→ **What you have to do**: In the material below, find all lines with the string "écoles" and copy them.

[Records from a data collection]
● ● ● ● ●

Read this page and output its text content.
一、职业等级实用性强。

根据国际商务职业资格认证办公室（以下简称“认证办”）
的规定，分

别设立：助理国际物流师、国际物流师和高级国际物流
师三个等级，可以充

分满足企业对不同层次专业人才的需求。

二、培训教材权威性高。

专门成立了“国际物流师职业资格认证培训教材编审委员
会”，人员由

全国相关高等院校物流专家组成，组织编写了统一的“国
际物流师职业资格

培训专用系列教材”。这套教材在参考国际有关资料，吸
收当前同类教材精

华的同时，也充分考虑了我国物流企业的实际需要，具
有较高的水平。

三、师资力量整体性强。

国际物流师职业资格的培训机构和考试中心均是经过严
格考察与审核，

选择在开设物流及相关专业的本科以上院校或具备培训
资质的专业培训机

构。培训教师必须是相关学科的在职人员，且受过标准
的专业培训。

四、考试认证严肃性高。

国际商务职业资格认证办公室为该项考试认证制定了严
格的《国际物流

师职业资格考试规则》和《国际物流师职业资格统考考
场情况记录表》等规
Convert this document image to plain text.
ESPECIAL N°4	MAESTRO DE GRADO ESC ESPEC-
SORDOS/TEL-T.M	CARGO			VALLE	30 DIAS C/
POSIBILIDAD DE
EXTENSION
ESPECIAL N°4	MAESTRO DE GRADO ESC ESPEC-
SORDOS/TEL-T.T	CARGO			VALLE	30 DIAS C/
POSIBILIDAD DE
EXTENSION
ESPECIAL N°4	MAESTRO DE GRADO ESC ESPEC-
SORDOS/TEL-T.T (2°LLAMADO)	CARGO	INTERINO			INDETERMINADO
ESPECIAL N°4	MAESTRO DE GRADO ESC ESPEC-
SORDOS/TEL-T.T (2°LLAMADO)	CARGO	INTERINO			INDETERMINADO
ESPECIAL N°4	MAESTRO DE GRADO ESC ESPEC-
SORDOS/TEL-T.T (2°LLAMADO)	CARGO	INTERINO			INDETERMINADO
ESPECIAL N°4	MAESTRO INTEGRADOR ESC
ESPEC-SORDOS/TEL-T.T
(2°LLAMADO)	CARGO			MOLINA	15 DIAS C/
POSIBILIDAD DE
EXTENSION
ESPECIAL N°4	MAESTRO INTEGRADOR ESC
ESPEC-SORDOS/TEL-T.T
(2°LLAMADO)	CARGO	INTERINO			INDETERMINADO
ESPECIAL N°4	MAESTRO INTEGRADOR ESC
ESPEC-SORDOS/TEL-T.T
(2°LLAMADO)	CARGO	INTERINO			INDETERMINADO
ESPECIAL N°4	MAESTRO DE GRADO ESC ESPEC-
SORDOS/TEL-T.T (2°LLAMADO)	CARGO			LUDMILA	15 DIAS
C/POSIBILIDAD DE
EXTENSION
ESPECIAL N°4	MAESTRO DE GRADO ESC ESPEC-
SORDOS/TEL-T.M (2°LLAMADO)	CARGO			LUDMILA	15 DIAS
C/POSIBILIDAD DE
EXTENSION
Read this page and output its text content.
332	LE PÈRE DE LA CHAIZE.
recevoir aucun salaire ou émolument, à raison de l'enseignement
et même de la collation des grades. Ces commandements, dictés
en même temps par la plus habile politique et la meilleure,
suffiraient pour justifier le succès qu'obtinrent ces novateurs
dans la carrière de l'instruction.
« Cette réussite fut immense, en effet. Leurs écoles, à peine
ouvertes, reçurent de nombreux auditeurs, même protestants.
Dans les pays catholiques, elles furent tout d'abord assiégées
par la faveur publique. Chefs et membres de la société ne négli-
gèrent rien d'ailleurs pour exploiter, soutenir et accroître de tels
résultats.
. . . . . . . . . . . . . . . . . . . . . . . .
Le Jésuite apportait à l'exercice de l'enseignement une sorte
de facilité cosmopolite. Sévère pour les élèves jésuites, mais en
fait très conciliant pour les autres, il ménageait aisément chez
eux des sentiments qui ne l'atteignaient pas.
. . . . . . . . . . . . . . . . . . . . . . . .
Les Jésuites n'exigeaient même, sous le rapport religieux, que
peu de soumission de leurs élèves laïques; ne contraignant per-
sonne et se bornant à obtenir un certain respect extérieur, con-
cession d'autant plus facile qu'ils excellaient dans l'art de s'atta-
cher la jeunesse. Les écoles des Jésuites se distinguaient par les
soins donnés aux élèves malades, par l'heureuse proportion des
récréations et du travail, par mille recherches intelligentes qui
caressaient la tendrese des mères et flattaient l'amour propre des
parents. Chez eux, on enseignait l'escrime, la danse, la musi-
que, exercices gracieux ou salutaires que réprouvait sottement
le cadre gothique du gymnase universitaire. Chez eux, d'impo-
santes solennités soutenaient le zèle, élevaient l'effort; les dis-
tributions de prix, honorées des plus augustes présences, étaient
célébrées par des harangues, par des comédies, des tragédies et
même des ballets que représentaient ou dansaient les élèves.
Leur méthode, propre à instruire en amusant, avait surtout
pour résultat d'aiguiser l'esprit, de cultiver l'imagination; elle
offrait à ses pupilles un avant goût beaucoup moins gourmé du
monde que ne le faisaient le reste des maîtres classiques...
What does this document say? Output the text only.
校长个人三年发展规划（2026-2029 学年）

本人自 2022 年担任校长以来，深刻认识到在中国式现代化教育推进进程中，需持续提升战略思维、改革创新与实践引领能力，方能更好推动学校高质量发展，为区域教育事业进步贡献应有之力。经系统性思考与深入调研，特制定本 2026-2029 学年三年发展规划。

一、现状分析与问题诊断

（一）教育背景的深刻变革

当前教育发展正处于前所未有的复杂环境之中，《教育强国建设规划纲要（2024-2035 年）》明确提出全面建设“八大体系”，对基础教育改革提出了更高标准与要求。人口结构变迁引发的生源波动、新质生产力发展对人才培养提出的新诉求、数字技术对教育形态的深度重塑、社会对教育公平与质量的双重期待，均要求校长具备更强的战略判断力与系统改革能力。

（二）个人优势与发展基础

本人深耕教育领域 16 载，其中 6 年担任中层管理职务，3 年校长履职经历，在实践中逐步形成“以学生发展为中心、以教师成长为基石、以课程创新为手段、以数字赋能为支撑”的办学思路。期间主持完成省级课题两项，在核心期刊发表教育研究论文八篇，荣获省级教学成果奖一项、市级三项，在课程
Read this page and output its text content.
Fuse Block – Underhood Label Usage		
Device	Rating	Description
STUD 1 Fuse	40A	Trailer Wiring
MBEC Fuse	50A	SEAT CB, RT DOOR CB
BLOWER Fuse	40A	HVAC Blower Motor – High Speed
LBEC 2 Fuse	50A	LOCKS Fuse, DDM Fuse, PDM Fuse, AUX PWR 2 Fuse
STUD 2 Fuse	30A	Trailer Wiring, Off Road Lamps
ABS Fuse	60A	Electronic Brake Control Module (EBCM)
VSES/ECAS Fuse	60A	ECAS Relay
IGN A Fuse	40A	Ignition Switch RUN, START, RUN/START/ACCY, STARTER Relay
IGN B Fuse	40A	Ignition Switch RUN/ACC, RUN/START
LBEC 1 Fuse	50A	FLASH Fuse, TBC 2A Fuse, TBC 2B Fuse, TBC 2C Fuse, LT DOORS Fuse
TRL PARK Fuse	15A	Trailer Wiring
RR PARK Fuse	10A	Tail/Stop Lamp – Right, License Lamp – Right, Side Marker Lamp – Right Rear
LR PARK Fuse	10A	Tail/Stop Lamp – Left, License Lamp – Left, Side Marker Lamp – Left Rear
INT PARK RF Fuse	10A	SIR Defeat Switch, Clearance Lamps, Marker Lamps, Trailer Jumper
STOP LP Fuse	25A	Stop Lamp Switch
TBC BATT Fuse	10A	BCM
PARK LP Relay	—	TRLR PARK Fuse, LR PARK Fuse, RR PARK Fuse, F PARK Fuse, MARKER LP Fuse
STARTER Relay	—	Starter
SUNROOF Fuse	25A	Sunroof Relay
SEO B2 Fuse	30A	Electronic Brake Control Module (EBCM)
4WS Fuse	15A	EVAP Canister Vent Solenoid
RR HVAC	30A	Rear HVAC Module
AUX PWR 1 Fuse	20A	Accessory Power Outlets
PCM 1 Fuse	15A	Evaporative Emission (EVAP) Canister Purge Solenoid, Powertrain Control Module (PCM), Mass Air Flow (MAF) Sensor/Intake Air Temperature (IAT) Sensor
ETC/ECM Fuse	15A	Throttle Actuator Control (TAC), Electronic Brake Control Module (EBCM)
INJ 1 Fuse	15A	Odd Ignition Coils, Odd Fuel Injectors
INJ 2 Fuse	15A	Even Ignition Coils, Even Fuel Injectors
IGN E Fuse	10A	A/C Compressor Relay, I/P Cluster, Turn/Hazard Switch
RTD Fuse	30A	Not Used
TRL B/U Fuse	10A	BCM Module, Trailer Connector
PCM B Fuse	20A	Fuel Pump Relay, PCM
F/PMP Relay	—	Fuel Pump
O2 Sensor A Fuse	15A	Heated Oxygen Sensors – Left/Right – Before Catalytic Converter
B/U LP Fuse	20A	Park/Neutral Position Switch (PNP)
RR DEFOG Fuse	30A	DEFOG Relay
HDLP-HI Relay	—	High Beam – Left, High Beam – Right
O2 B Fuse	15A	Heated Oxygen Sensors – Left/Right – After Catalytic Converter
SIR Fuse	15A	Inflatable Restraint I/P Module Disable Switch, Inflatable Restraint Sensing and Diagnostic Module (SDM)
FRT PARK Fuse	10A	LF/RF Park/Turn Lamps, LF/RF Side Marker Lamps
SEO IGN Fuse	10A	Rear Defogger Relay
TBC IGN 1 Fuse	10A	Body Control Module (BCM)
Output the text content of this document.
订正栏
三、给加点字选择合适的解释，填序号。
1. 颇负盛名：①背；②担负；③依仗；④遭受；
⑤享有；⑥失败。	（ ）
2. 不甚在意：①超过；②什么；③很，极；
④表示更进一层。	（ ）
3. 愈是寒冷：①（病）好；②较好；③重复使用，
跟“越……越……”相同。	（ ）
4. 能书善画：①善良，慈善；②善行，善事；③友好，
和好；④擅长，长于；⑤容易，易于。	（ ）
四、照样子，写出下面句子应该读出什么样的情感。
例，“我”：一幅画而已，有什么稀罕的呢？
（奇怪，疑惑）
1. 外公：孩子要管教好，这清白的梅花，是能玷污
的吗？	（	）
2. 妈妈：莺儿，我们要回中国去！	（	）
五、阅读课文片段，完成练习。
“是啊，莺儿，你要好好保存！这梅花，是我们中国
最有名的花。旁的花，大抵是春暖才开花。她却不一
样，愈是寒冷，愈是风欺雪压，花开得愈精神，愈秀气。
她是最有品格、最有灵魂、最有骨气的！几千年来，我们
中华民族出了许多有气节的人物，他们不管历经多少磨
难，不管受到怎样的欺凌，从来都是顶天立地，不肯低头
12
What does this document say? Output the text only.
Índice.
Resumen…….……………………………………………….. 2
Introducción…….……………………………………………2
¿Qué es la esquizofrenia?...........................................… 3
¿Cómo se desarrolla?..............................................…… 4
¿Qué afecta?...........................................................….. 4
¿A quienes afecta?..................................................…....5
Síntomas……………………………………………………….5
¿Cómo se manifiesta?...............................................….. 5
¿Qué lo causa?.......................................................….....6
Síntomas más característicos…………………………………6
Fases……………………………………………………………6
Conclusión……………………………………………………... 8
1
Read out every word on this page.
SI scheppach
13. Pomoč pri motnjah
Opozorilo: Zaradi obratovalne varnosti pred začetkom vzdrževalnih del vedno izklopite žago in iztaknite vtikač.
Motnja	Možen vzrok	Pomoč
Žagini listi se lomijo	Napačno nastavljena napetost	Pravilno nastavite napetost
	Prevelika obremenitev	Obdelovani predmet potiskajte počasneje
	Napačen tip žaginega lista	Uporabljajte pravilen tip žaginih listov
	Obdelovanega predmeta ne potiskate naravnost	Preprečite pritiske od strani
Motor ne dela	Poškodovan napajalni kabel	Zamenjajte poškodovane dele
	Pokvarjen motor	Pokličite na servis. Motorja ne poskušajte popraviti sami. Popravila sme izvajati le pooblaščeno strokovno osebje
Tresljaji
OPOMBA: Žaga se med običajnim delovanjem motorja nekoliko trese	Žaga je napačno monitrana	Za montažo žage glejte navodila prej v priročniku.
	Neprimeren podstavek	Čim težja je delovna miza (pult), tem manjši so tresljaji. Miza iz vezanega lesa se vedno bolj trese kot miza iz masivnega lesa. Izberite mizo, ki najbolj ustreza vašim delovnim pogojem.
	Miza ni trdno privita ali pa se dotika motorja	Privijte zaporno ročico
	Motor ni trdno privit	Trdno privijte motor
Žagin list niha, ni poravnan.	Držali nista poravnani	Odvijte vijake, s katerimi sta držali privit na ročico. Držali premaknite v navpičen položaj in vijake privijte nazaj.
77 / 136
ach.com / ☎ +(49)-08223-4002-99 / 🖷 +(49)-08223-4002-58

● ● ● ● ●

→ **Final result**:
« Cette réussite fut immense, en effet. Leurs écoles, à peine
cher la jeunesse. Les écoles des Jésuites se distinguaient par les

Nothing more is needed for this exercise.